Records drawn from a dataset:
⁂
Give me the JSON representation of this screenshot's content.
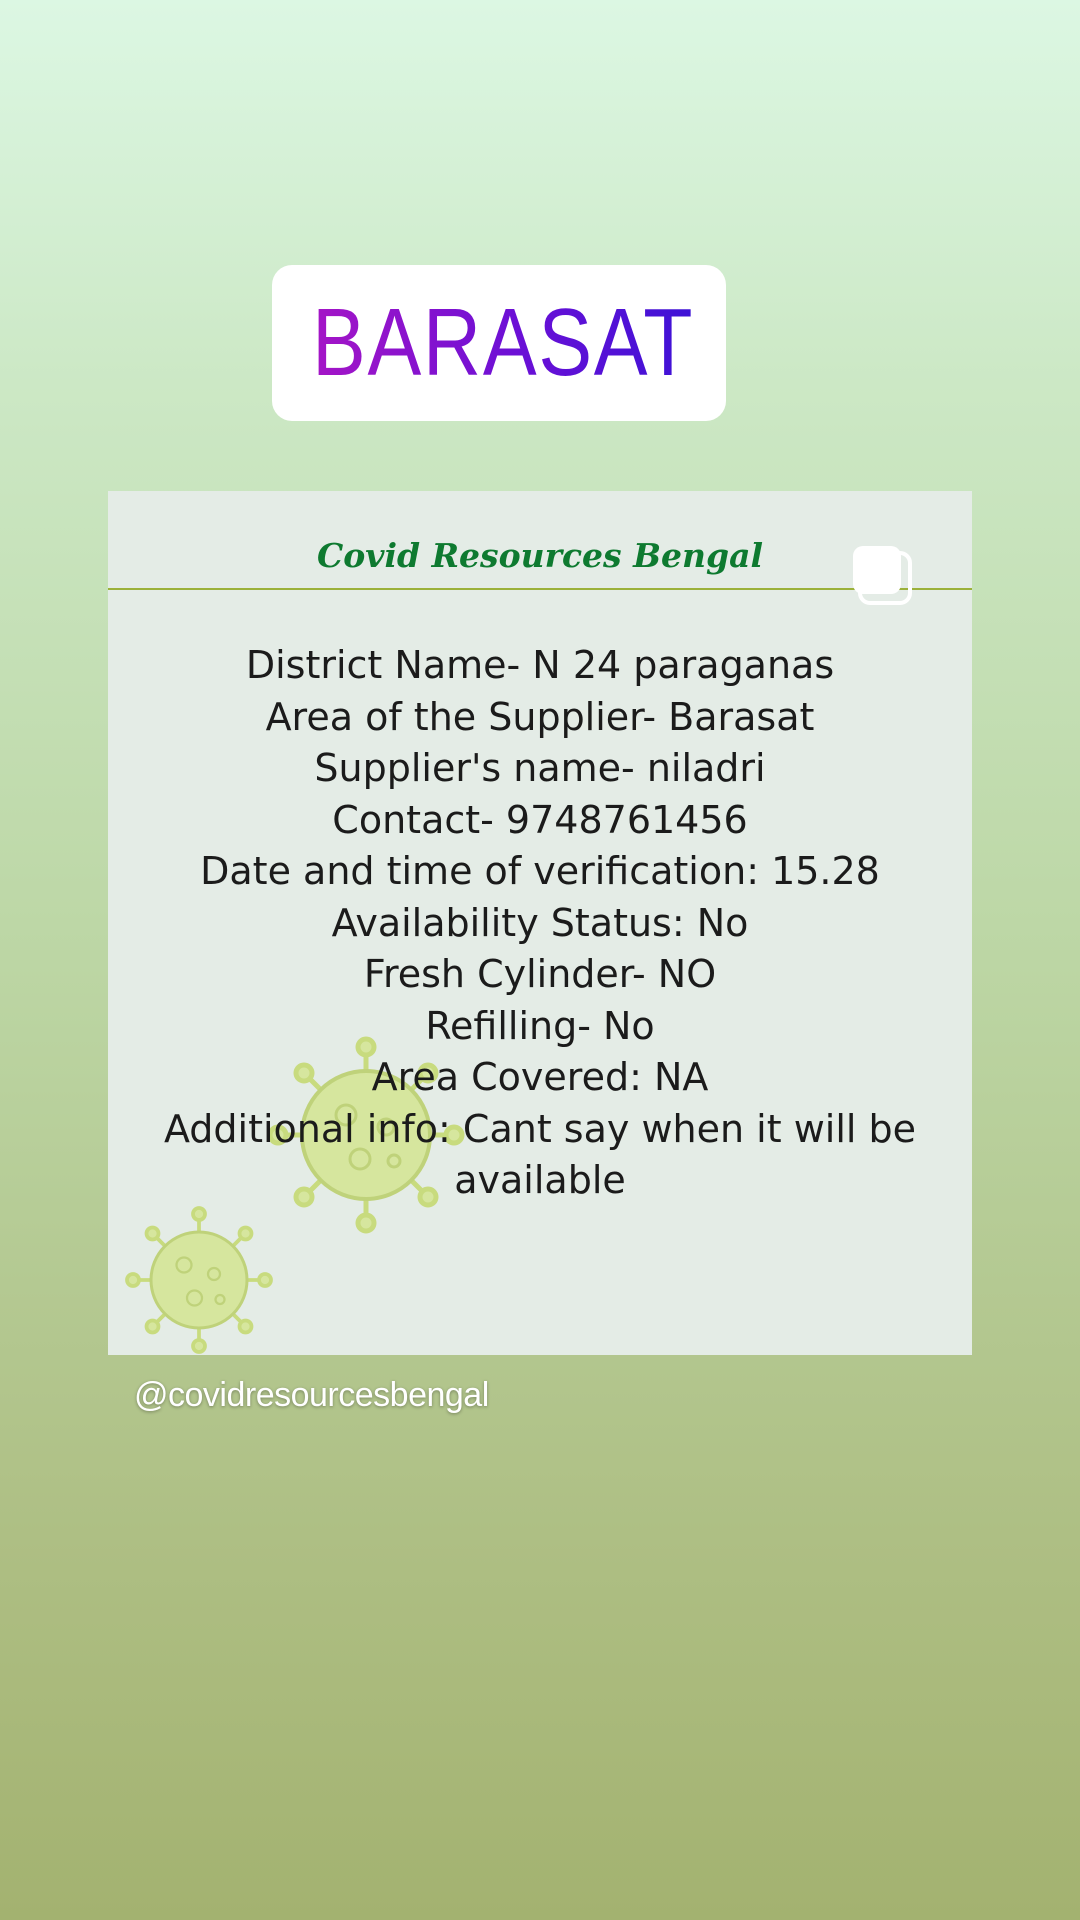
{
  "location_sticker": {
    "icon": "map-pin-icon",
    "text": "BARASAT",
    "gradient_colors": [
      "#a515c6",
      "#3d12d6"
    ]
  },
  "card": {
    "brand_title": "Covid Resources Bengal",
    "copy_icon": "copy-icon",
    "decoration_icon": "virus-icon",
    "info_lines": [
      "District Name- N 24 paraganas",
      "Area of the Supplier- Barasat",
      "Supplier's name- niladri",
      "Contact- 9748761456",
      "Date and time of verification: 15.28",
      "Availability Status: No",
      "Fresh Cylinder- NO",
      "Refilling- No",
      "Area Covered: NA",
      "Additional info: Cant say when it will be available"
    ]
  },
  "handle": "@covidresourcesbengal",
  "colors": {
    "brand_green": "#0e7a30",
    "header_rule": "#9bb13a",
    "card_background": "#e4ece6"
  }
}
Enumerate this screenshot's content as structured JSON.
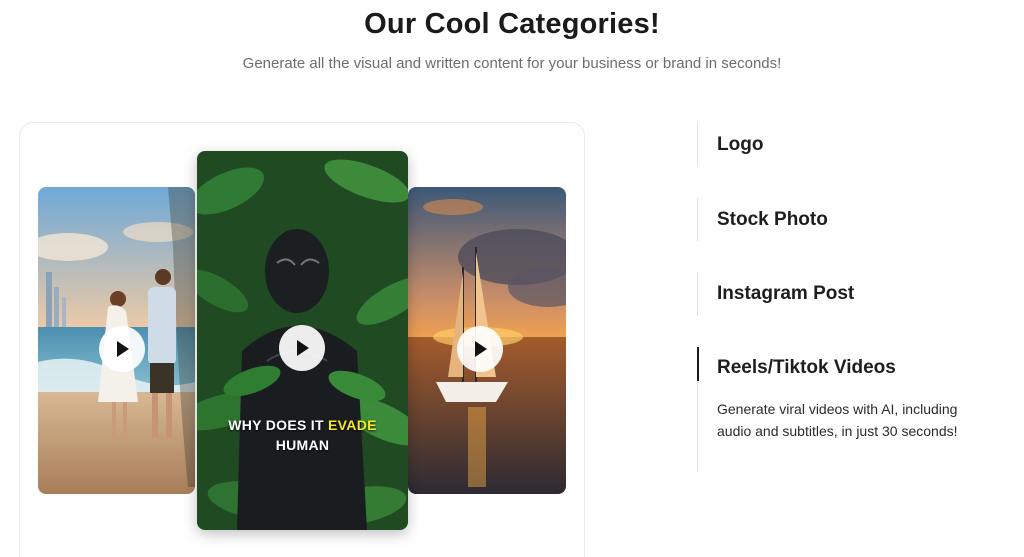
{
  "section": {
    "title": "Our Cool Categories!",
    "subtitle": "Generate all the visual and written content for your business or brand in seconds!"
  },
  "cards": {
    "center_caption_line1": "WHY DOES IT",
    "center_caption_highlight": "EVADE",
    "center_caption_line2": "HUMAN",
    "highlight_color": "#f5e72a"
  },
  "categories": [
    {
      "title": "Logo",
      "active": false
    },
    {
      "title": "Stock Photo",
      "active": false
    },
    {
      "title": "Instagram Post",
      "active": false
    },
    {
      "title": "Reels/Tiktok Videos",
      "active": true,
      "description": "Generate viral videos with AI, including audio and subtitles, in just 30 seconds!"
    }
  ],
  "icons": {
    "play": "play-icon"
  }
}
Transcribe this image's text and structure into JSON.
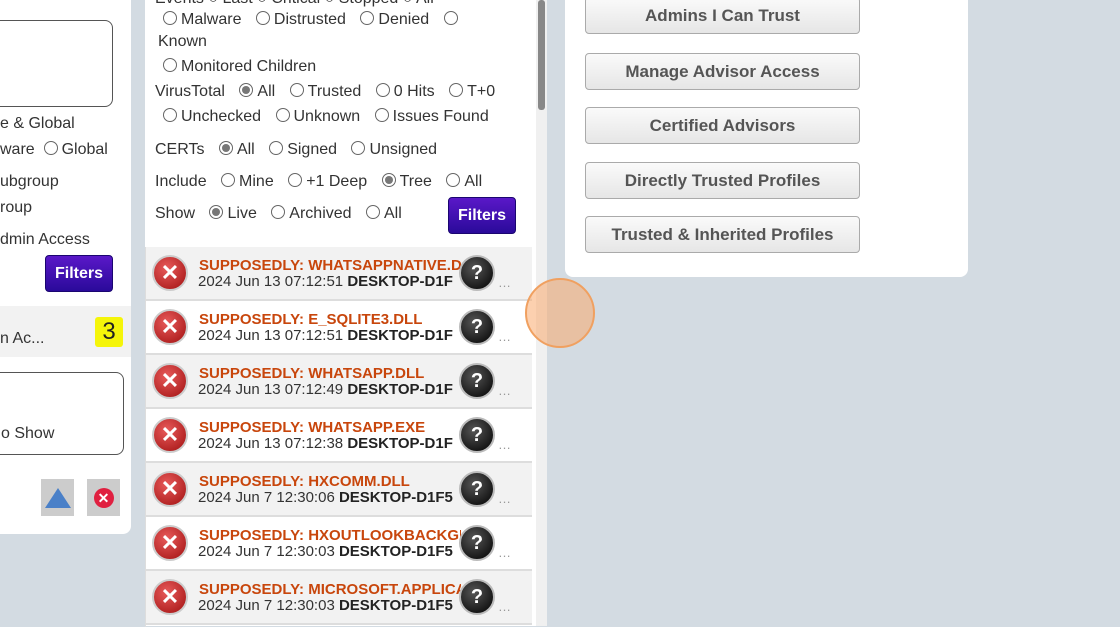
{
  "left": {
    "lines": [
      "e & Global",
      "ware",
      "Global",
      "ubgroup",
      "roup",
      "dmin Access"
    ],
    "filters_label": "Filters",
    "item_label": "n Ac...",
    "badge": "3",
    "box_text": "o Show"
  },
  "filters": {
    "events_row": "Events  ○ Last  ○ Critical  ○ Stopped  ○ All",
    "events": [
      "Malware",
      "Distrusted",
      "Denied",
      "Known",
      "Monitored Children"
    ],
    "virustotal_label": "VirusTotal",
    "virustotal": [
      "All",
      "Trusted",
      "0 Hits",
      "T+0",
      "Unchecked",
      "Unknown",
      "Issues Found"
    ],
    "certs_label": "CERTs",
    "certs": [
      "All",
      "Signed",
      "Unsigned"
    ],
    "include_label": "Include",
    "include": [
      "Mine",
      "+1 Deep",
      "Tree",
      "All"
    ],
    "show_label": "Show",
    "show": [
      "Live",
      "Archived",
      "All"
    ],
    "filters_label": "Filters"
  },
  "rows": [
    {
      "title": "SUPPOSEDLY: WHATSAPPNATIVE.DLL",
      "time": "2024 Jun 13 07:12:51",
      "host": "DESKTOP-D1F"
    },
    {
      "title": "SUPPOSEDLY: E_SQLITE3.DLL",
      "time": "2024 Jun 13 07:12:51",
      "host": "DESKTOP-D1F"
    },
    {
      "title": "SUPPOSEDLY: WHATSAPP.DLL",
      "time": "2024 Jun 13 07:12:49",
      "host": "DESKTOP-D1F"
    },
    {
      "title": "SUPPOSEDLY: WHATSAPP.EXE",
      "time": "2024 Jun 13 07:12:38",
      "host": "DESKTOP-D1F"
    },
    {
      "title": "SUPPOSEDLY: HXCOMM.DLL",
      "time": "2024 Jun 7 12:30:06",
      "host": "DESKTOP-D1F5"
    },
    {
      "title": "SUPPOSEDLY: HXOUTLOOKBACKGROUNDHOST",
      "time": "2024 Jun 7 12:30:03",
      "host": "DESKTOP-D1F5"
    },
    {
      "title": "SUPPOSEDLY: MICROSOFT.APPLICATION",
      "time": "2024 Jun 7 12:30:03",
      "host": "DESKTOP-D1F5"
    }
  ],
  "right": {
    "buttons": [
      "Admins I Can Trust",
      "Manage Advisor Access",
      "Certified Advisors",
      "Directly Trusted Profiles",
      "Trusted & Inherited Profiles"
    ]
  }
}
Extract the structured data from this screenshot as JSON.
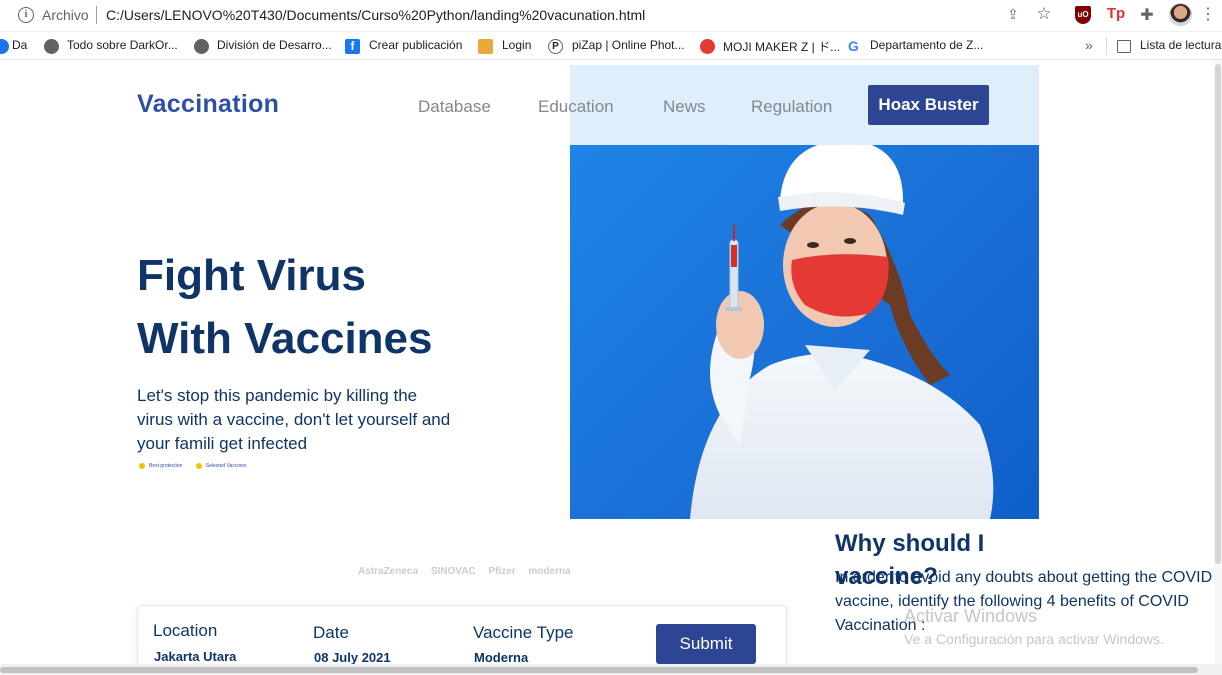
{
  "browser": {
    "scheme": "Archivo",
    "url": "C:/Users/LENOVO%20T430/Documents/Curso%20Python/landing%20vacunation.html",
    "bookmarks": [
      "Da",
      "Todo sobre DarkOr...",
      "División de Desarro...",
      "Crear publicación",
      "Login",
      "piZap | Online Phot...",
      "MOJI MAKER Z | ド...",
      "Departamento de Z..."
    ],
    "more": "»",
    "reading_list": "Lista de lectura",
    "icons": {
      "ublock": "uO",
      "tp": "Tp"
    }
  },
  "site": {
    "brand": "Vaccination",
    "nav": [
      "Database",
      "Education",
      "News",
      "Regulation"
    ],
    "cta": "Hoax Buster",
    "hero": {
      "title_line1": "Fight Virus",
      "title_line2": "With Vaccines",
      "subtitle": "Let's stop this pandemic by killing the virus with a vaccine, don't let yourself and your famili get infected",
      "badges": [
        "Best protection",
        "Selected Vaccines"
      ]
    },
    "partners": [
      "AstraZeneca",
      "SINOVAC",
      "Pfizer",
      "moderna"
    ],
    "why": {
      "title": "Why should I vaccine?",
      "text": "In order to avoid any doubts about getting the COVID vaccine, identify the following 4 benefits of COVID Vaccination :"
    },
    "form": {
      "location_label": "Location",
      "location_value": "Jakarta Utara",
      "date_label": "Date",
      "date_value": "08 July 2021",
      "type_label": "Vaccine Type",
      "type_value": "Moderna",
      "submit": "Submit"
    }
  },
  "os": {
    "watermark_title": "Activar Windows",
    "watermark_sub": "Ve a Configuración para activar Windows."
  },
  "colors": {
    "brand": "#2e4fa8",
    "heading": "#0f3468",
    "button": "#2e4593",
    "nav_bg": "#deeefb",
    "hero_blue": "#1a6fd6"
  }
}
⁂
Repeat the entries above exactly as written, but not their pictures.

Give me the JSON representation of this screenshot's content.
{
  "location_sticker": {
    "icon": "map-pin-icon",
    "text": "BARASAT",
    "gradient_colors": [
      "#a515c6",
      "#3d12d6"
    ]
  },
  "card": {
    "brand_title": "Covid Resources Bengal",
    "copy_icon": "copy-icon",
    "decoration_icon": "virus-icon",
    "info_lines": [
      "District Name- N 24 paraganas",
      "Area of the Supplier- Barasat",
      "Supplier's name- niladri",
      "Contact- 9748761456",
      "Date and time of verification: 15.28",
      "Availability Status: No",
      "Fresh Cylinder- NO",
      "Refilling- No",
      "Area Covered: NA",
      "Additional info: Cant say when it will be available"
    ]
  },
  "handle": "@covidresourcesbengal",
  "colors": {
    "brand_green": "#0e7a30",
    "header_rule": "#9bb13a",
    "card_background": "#e4ece6"
  }
}
Enumerate this screenshot's content as structured JSON.
{
  "section": {
    "title": "Our Cool Categories!",
    "subtitle": "Generate all the visual and written content for your business or brand in seconds!"
  },
  "cards": {
    "center_caption_line1": "WHY DOES IT",
    "center_caption_highlight": "EVADE",
    "center_caption_line2": "HUMAN",
    "highlight_color": "#f5e72a"
  },
  "categories": [
    {
      "title": "Logo",
      "active": false
    },
    {
      "title": "Stock Photo",
      "active": false
    },
    {
      "title": "Instagram Post",
      "active": false
    },
    {
      "title": "Reels/Tiktok Videos",
      "active": true,
      "description": "Generate viral videos with AI, including audio and subtitles, in just 30 seconds!"
    }
  ],
  "icons": {
    "play": "play-icon"
  }
}
Transcribe this image's text and structure into JSON.
{
  "left": {
    "lines": [
      "e & Global",
      "ware",
      "Global",
      "ubgroup",
      "roup",
      "dmin Access"
    ],
    "filters_label": "Filters",
    "item_label": "n Ac...",
    "badge": "3",
    "box_text": "o Show"
  },
  "filters": {
    "events_row": "Events  ○ Last  ○ Critical  ○ Stopped  ○ All",
    "events": [
      "Malware",
      "Distrusted",
      "Denied",
      "Known",
      "Monitored Children"
    ],
    "virustotal_label": "VirusTotal",
    "virustotal": [
      "All",
      "Trusted",
      "0 Hits",
      "T+0",
      "Unchecked",
      "Unknown",
      "Issues Found"
    ],
    "certs_label": "CERTs",
    "certs": [
      "All",
      "Signed",
      "Unsigned"
    ],
    "include_label": "Include",
    "include": [
      "Mine",
      "+1 Deep",
      "Tree",
      "All"
    ],
    "show_label": "Show",
    "show": [
      "Live",
      "Archived",
      "All"
    ],
    "filters_label": "Filters"
  },
  "rows": [
    {
      "title": "SUPPOSEDLY: WHATSAPPNATIVE.DLL",
      "time": "2024 Jun 13 07:12:51",
      "host": "DESKTOP-D1F"
    },
    {
      "title": "SUPPOSEDLY: E_SQLITE3.DLL",
      "time": "2024 Jun 13 07:12:51",
      "host": "DESKTOP-D1F"
    },
    {
      "title": "SUPPOSEDLY: WHATSAPP.DLL",
      "time": "2024 Jun 13 07:12:49",
      "host": "DESKTOP-D1F"
    },
    {
      "title": "SUPPOSEDLY: WHATSAPP.EXE",
      "time": "2024 Jun 13 07:12:38",
      "host": "DESKTOP-D1F"
    },
    {
      "title": "SUPPOSEDLY: HXCOMM.DLL",
      "time": "2024 Jun 7 12:30:06",
      "host": "DESKTOP-D1F5"
    },
    {
      "title": "SUPPOSEDLY: HXOUTLOOKBACKGROUNDHOST",
      "time": "2024 Jun 7 12:30:03",
      "host": "DESKTOP-D1F5"
    },
    {
      "title": "SUPPOSEDLY: MICROSOFT.APPLICATION",
      "time": "2024 Jun 7 12:30:03",
      "host": "DESKTOP-D1F5"
    }
  ],
  "right": {
    "buttons": [
      "Admins I Can Trust",
      "Manage Advisor Access",
      "Certified Advisors",
      "Directly Trusted Profiles",
      "Trusted & Inherited Profiles"
    ]
  }
}
Extract the structured data from this screenshot as JSON.
{
  "browser": {
    "scheme": "Archivo",
    "url": "C:/Users/LENOVO%20T430/Documents/Curso%20Python/landing%20vacunation.html",
    "bookmarks": [
      "Da",
      "Todo sobre DarkOr...",
      "División de Desarro...",
      "Crear publicación",
      "Login",
      "piZap | Online Phot...",
      "MOJI MAKER Z | ド...",
      "Departamento de Z..."
    ],
    "more": "»",
    "reading_list": "Lista de lectura",
    "icons": {
      "ublock": "uO",
      "tp": "Tp"
    }
  },
  "site": {
    "brand": "Vaccination",
    "nav": [
      "Database",
      "Education",
      "News",
      "Regulation"
    ],
    "cta": "Hoax Buster",
    "hero": {
      "title_line1": "Fight Virus",
      "title_line2": "With Vaccines",
      "subtitle": "Let's stop this pandemic by killing the virus with a vaccine, don't let yourself and your famili get infected",
      "badges": [
        "Best protection",
        "Selected Vaccines"
      ]
    },
    "partners": [
      "AstraZeneca",
      "SINOVAC",
      "Pfizer",
      "moderna"
    ],
    "why": {
      "title": "Why should I vaccine?",
      "text": "In order to avoid any doubts about getting the COVID vaccine, identify the following 4 benefits of COVID Vaccination :"
    },
    "form": {
      "location_label": "Location",
      "location_value": "Jakarta Utara",
      "date_label": "Date",
      "date_value": "08 July 2021",
      "type_label": "Vaccine Type",
      "type_value": "Moderna",
      "submit": "Submit"
    }
  },
  "os": {
    "watermark_title": "Activar Windows",
    "watermark_sub": "Ve a Configuración para activar Windows."
  },
  "colors": {
    "brand": "#2e4fa8",
    "heading": "#0f3468",
    "button": "#2e4593",
    "nav_bg": "#deeefb",
    "hero_blue": "#1a6fd6"
  }
}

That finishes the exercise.